* Begin *

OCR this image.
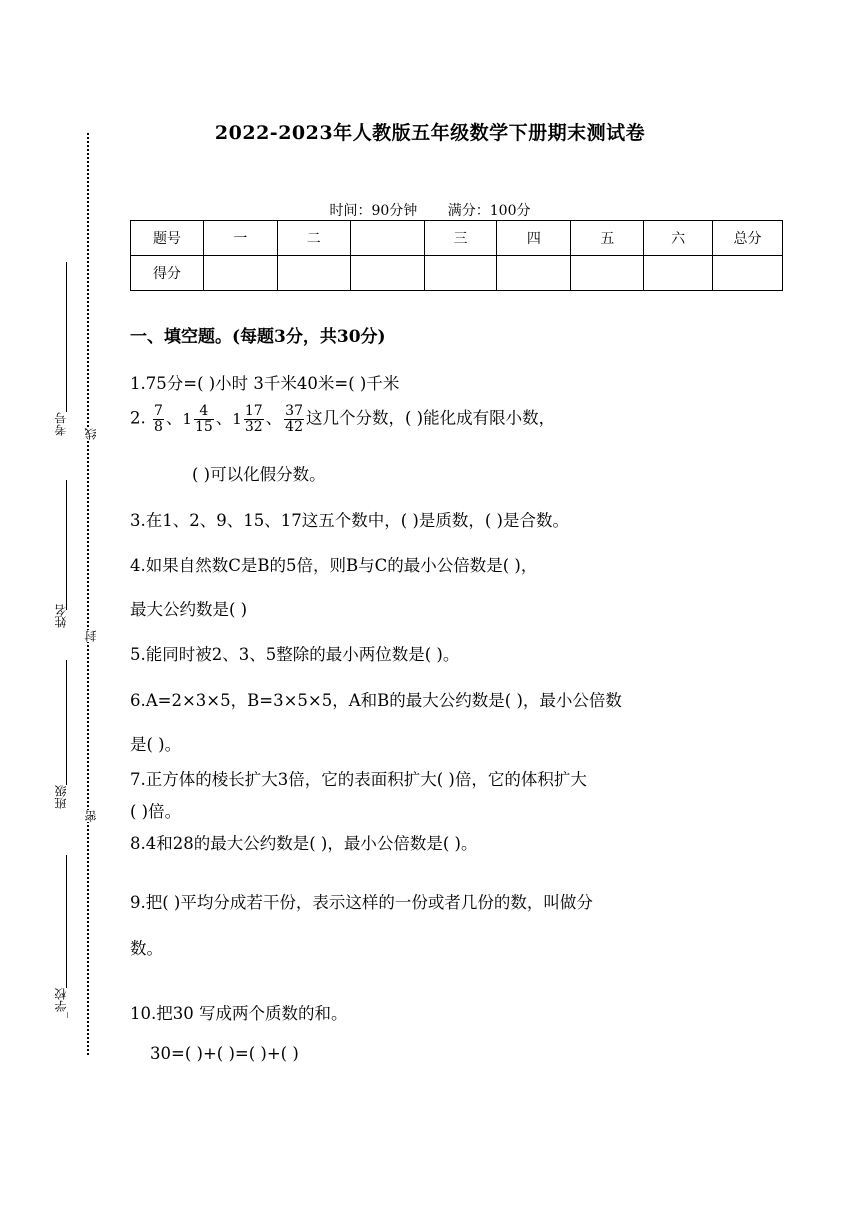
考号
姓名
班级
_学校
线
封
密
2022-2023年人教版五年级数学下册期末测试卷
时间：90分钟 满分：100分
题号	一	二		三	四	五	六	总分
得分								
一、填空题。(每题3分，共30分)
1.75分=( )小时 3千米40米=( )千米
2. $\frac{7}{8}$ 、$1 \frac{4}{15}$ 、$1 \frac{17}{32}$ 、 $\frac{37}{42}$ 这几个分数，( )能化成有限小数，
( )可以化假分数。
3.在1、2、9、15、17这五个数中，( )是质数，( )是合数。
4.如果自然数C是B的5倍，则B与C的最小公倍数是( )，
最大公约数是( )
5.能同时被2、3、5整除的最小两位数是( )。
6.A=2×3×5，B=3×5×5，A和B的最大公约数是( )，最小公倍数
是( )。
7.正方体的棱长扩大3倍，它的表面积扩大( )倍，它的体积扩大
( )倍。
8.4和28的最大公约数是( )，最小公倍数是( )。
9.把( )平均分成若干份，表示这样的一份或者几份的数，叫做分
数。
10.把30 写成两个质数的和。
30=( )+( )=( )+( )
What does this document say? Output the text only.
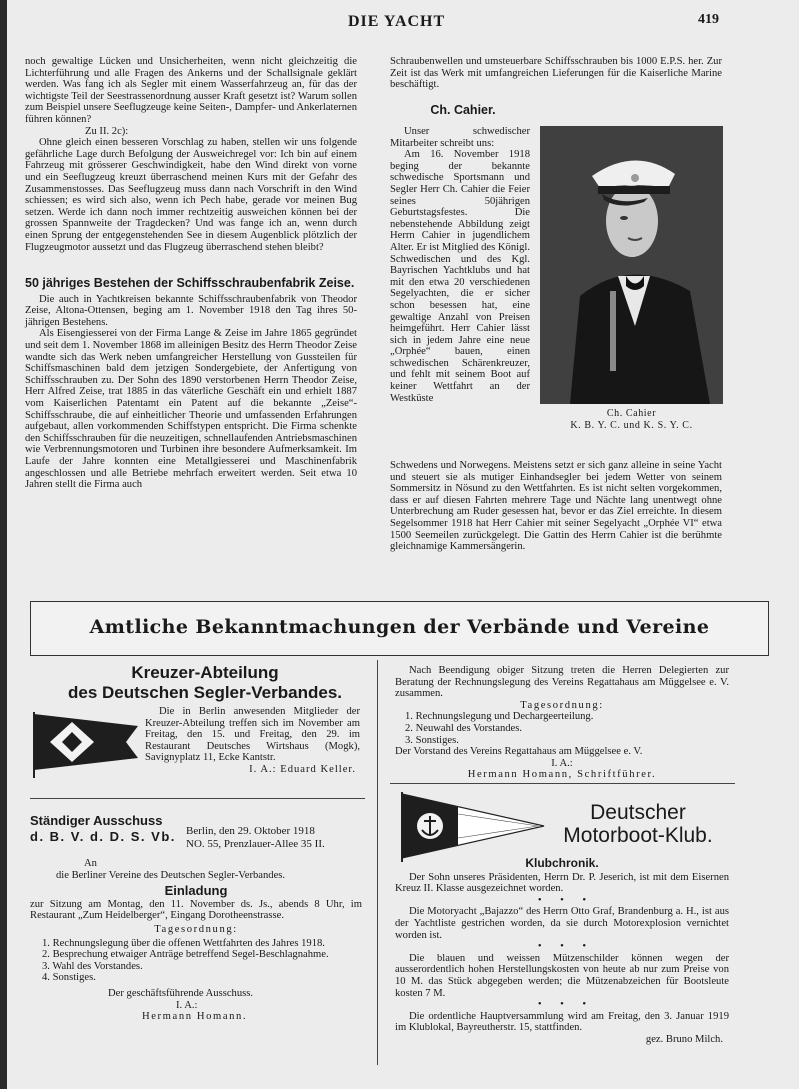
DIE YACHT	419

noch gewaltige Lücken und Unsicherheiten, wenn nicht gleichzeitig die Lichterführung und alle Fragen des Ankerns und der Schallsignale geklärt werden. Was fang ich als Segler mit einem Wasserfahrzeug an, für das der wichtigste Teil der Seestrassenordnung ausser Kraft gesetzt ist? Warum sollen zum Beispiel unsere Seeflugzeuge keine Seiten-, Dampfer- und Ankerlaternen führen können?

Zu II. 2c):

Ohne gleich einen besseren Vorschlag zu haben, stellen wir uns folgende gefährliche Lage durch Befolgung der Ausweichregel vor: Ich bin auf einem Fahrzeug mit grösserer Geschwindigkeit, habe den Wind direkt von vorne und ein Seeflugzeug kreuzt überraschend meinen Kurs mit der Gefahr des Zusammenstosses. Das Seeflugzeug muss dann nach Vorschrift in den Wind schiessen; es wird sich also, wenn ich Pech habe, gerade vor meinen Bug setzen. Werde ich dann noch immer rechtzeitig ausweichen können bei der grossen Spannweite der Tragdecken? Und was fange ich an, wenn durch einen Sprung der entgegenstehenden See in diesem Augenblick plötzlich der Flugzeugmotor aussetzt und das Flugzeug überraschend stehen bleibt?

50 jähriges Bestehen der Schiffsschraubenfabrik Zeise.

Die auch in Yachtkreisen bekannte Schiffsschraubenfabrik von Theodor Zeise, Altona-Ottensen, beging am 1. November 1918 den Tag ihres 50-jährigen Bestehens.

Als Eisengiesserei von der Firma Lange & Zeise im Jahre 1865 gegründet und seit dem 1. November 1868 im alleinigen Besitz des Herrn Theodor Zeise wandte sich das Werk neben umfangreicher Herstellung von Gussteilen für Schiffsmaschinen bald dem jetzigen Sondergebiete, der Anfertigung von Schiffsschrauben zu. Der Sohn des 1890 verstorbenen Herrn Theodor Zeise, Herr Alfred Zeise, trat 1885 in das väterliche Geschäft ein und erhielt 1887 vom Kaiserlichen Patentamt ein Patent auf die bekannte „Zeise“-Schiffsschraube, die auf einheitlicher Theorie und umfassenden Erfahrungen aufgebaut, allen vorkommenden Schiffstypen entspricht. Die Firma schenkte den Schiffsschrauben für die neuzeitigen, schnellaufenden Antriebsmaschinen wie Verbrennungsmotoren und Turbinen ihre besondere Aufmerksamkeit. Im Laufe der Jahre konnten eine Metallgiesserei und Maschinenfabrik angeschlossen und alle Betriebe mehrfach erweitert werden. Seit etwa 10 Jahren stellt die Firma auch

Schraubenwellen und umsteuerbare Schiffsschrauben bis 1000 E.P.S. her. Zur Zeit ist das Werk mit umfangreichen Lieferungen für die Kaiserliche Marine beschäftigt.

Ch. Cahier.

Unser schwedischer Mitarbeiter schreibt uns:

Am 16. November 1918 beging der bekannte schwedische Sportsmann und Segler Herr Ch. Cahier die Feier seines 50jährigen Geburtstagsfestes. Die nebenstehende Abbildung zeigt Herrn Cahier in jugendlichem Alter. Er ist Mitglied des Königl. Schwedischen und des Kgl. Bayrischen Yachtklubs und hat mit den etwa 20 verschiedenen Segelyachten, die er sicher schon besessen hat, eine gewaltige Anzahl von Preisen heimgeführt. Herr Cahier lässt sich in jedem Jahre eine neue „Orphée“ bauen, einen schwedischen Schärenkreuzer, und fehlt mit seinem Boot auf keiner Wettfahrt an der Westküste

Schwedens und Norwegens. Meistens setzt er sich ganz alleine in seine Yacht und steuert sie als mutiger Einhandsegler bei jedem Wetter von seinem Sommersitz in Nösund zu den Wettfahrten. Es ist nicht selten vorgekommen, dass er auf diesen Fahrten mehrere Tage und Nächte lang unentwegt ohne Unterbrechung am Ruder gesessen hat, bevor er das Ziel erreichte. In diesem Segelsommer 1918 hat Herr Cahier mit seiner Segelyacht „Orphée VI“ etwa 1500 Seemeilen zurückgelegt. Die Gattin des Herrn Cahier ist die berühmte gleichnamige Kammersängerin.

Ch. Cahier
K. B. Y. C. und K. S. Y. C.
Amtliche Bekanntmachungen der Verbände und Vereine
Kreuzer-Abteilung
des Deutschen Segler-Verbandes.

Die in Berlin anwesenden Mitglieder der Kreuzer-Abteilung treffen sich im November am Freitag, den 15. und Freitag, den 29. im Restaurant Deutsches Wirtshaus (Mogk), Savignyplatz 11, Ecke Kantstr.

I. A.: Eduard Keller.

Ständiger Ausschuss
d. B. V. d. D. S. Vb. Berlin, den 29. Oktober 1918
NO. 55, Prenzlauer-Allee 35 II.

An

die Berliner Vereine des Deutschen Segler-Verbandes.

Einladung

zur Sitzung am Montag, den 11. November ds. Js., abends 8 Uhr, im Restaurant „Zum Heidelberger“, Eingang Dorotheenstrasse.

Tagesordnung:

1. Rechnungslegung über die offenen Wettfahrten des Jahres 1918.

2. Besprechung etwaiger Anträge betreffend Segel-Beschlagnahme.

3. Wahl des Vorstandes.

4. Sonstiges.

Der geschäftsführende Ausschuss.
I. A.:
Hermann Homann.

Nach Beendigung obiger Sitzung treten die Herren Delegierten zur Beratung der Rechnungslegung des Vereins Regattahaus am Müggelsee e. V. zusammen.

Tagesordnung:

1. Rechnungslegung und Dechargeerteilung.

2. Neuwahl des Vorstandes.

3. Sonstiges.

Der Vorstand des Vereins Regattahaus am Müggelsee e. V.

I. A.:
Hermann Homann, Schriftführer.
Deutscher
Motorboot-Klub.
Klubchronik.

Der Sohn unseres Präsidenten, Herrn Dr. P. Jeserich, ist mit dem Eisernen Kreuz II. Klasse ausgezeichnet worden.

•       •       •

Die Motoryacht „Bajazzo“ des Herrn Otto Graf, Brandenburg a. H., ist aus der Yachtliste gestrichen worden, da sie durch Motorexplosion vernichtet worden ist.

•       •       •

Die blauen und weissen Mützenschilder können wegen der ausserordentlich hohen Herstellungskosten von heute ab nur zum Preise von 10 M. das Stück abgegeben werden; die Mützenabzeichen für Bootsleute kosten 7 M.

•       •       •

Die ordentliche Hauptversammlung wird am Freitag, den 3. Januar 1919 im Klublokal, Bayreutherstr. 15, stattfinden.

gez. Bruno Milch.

* End *

» **THE TASK**: Repeat each entry precisely as it appears. Leave the pictures out.

» **FINISHED EXERCISE**:
OCR this image.
考号
姓名
班级
_学校
线
封
密
2022-2023年人教版五年级数学下册期末测试卷
时间：90分钟 满分：100分
题号	一	二		三	四	五	六	总分
得分								
一、填空题。(每题3分，共30分)
1.75分=( )小时 3千米40米=( )千米
2. $\frac{7}{8}$ 、$1 \frac{4}{15}$ 、$1 \frac{17}{32}$ 、 $\frac{37}{42}$ 这几个分数，( )能化成有限小数，
( )可以化假分数。
3.在1、2、9、15、17这五个数中，( )是质数，( )是合数。
4.如果自然数C是B的5倍，则B与C的最小公倍数是( )，
最大公约数是( )
5.能同时被2、3、5整除的最小两位数是( )。
6.A=2×3×5，B=3×5×5，A和B的最大公约数是( )，最小公倍数
是( )。
7.正方体的棱长扩大3倍，它的表面积扩大( )倍，它的体积扩大
( )倍。
8.4和28的最大公约数是( )，最小公倍数是( )。
9.把( )平均分成若干份，表示这样的一份或者几份的数，叫做分
数。
10.把30 写成两个质数的和。
30=( )+( )=( )+( )
What does this document say? Output the text only.
DIE YACHT	419

noch gewaltige Lücken und Unsicherheiten, wenn nicht gleichzeitig die Lichterführung und alle Fragen des Ankerns und der Schallsignale geklärt werden. Was fang ich als Segler mit einem Wasserfahrzeug an, für das der wichtigste Teil der Seestrassenordnung ausser Kraft gesetzt ist? Warum sollen zum Beispiel unsere Seeflugzeuge keine Seiten-, Dampfer- und Ankerlaternen führen können?

Zu II. 2c):

Ohne gleich einen besseren Vorschlag zu haben, stellen wir uns folgende gefährliche Lage durch Befolgung der Ausweichregel vor: Ich bin auf einem Fahrzeug mit grösserer Geschwindigkeit, habe den Wind direkt von vorne und ein Seeflugzeug kreuzt überraschend meinen Kurs mit der Gefahr des Zusammenstosses. Das Seeflugzeug muss dann nach Vorschrift in den Wind schiessen; es wird sich also, wenn ich Pech habe, gerade vor meinen Bug setzen. Werde ich dann noch immer rechtzeitig ausweichen können bei der grossen Spannweite der Tragdecken? Und was fange ich an, wenn durch einen Sprung der entgegenstehenden See in diesem Augenblick plötzlich der Flugzeugmotor aussetzt und das Flugzeug überraschend stehen bleibt?

50 jähriges Bestehen der Schiffsschraubenfabrik Zeise.

Die auch in Yachtkreisen bekannte Schiffsschraubenfabrik von Theodor Zeise, Altona-Ottensen, beging am 1. November 1918 den Tag ihres 50-jährigen Bestehens.

Als Eisengiesserei von der Firma Lange & Zeise im Jahre 1865 gegründet und seit dem 1. November 1868 im alleinigen Besitz des Herrn Theodor Zeise wandte sich das Werk neben umfangreicher Herstellung von Gussteilen für Schiffsmaschinen bald dem jetzigen Sondergebiete, der Anfertigung von Schiffsschrauben zu. Der Sohn des 1890 verstorbenen Herrn Theodor Zeise, Herr Alfred Zeise, trat 1885 in das väterliche Geschäft ein und erhielt 1887 vom Kaiserlichen Patentamt ein Patent auf die bekannte „Zeise“-Schiffsschraube, die auf einheitlicher Theorie und umfassenden Erfahrungen aufgebaut, allen vorkommenden Schiffstypen entspricht. Die Firma schenkte den Schiffsschrauben für die neuzeitigen, schnellaufenden Antriebsmaschinen wie Verbrennungsmotoren und Turbinen ihre besondere Aufmerksamkeit. Im Laufe der Jahre konnten eine Metallgiesserei und Maschinenfabrik angeschlossen und alle Betriebe mehrfach erweitert werden. Seit etwa 10 Jahren stellt die Firma auch

Schraubenwellen und umsteuerbare Schiffsschrauben bis 1000 E.P.S. her. Zur Zeit ist das Werk mit umfangreichen Lieferungen für die Kaiserliche Marine beschäftigt.

Ch. Cahier.

Unser schwedischer Mitarbeiter schreibt uns:

Am 16. November 1918 beging der bekannte schwedische Sportsmann und Segler Herr Ch. Cahier die Feier seines 50jährigen Geburtstagsfestes. Die nebenstehende Abbildung zeigt Herrn Cahier in jugendlichem Alter. Er ist Mitglied des Königl. Schwedischen und des Kgl. Bayrischen Yachtklubs und hat mit den etwa 20 verschiedenen Segelyachten, die er sicher schon besessen hat, eine gewaltige Anzahl von Preisen heimgeführt. Herr Cahier lässt sich in jedem Jahre eine neue „Orphée“ bauen, einen schwedischen Schärenkreuzer, und fehlt mit seinem Boot auf keiner Wettfahrt an der Westküste

Schwedens und Norwegens. Meistens setzt er sich ganz alleine in seine Yacht und steuert sie als mutiger Einhandsegler bei jedem Wetter von seinem Sommersitz in Nösund zu den Wettfahrten. Es ist nicht selten vorgekommen, dass er auf diesen Fahrten mehrere Tage und Nächte lang unentwegt ohne Unterbrechung am Ruder gesessen hat, bevor er das Ziel erreichte. In diesem Segelsommer 1918 hat Herr Cahier mit seiner Segelyacht „Orphée VI“ etwa 1500 Seemeilen zurückgelegt. Die Gattin des Herrn Cahier ist die berühmte gleichnamige Kammersängerin.

Ch. Cahier
K. B. Y. C. und K. S. Y. C.
Amtliche Bekanntmachungen der Verbände und Vereine
Kreuzer-Abteilung
des Deutschen Segler-Verbandes.

Die in Berlin anwesenden Mitglieder der Kreuzer-Abteilung treffen sich im November am Freitag, den 15. und Freitag, den 29. im Restaurant Deutsches Wirtshaus (Mogk), Savignyplatz 11, Ecke Kantstr.

I. A.: Eduard Keller.

Ständiger Ausschuss
d. B. V. d. D. S. Vb. Berlin, den 29. Oktober 1918
NO. 55, Prenzlauer-Allee 35 II.

An

die Berliner Vereine des Deutschen Segler-Verbandes.

Einladung

zur Sitzung am Montag, den 11. November ds. Js., abends 8 Uhr, im Restaurant „Zum Heidelberger“, Eingang Dorotheenstrasse.

Tagesordnung:

1. Rechnungslegung über die offenen Wettfahrten des Jahres 1918.

2. Besprechung etwaiger Anträge betreffend Segel-Beschlagnahme.

3. Wahl des Vorstandes.

4. Sonstiges.

Der geschäftsführende Ausschuss.
I. A.:
Hermann Homann.

Nach Beendigung obiger Sitzung treten die Herren Delegierten zur Beratung der Rechnungslegung des Vereins Regattahaus am Müggelsee e. V. zusammen.

Tagesordnung:

1. Rechnungslegung und Dechargeerteilung.

2. Neuwahl des Vorstandes.

3. Sonstiges.

Der Vorstand des Vereins Regattahaus am Müggelsee e. V.

I. A.:
Hermann Homann, Schriftführer.
Deutscher
Motorboot-Klub.
Klubchronik.

Der Sohn unseres Präsidenten, Herrn Dr. P. Jeserich, ist mit dem Eisernen Kreuz II. Klasse ausgezeichnet worden.

•       •       •

Die Motoryacht „Bajazzo“ des Herrn Otto Graf, Brandenburg a. H., ist aus der Yachtliste gestrichen worden, da sie durch Motorexplosion vernichtet worden ist.

•       •       •

Die blauen und weissen Mützenschilder können wegen der ausserordentlich hohen Herstellungskosten von heute ab nur zum Preise von 10 M. das Stück abgegeben werden; die Mützenabzeichen für Bootsleute kosten 7 M.

•       •       •

Die ordentliche Hauptversammlung wird am Freitag, den 3. Januar 1919 im Klublokal, Bayreutherstr. 15, stattfinden.

gez. Bruno Milch.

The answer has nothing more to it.